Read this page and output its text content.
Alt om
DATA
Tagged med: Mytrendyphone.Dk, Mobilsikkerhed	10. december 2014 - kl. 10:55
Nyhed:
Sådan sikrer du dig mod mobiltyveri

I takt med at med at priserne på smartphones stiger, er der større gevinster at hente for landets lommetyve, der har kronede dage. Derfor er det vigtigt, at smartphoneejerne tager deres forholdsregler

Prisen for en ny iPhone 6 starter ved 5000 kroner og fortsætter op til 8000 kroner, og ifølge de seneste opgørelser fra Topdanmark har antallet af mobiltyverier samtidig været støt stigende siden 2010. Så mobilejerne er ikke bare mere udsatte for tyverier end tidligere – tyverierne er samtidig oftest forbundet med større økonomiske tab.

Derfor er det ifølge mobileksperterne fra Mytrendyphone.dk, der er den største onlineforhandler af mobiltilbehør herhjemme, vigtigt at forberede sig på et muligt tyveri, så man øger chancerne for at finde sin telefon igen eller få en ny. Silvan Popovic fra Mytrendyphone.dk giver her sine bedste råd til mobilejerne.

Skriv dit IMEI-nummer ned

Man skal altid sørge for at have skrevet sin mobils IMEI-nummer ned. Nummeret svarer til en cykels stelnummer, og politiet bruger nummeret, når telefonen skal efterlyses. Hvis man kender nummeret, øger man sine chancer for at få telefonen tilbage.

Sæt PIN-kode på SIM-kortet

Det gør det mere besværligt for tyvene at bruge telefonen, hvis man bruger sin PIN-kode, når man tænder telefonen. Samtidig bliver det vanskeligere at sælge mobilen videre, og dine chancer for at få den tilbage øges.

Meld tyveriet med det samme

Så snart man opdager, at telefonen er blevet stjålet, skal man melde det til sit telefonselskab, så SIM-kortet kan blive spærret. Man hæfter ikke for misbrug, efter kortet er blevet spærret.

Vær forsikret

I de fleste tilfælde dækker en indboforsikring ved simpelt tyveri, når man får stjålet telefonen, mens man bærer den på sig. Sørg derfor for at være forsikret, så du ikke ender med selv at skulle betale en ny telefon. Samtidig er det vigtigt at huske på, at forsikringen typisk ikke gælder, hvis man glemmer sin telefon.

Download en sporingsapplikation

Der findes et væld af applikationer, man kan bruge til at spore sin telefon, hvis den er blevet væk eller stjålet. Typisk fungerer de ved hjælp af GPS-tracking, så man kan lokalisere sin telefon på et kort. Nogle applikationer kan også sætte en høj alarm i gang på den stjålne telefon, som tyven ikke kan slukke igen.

################

GOAL:
Collect every line from the records above that contains the word "telefonen".

ANSWER TO THIS EXERCISE:
Man skal altid sørge for at have skrevet sin mobils IMEI-nummer ned. Nummeret svarer til en cykels stelnummer, og politiet bruger nummeret, når telefonen skal efterlyses. Hvis man kender nummeret, øger man sine chancer for at få telefonen tilbage.
Det gør det mere besværligt for tyvene at bruge telefonen, hvis man bruger sin PIN-kode, når man tænder telefonen. Samtidig bliver det vanskeligere at sælge mobilen videre, og dine chancer for at få den tilbage øges.
Så snart man opdager, at telefonen er blevet stjålet, skal man melde det til sit telefonselskab, så SIM-kortet kan blive spærret. Man hæfter ikke for misbrug, efter kortet er blevet spærret.
I de fleste tilfælde dækker en indboforsikring ved simpelt tyveri, når man får stjålet telefonen, mens man bærer den på sig. Sørg derfor for at være forsikret, så du ikke ender med selv at skulle betale en ny telefon. Samtidig er det vigtigt at huske på, at forsikringen typisk ikke gælder, hvis man glemmer sin telefon.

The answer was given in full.